[START]
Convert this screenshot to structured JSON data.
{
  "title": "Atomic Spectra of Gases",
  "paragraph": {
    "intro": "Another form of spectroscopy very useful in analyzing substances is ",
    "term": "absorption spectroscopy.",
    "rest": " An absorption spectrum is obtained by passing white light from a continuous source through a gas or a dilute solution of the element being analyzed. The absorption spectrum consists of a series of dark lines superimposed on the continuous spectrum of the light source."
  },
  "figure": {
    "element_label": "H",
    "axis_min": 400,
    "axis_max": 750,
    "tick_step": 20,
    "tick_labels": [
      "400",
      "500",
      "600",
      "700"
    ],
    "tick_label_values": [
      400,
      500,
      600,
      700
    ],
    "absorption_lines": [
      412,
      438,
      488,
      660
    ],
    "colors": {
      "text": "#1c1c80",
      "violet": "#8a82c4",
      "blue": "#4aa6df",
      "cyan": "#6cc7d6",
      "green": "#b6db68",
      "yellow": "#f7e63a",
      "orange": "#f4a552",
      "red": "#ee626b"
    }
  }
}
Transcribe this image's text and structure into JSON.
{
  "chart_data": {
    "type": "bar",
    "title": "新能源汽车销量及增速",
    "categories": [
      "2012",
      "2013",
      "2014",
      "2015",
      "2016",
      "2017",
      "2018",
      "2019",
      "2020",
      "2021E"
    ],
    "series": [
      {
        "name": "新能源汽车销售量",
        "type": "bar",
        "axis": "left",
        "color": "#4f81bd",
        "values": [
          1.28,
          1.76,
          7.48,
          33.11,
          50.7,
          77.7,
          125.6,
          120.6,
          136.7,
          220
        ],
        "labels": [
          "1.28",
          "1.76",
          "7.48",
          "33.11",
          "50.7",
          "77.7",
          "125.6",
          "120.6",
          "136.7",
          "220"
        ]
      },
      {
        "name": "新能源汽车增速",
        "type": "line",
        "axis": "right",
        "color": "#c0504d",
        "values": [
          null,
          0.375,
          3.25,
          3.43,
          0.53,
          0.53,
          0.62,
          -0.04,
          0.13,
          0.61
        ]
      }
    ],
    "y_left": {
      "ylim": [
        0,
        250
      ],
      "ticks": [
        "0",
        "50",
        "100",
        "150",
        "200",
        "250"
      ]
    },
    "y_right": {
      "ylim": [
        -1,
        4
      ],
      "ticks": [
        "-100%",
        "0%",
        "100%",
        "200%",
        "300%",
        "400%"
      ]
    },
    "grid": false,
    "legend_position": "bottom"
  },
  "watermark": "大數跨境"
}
[END]
_Task to carry out_.
Of the lines in the material above, state how many contain the string "JSON"; give no other text.

_Finished answer_.
2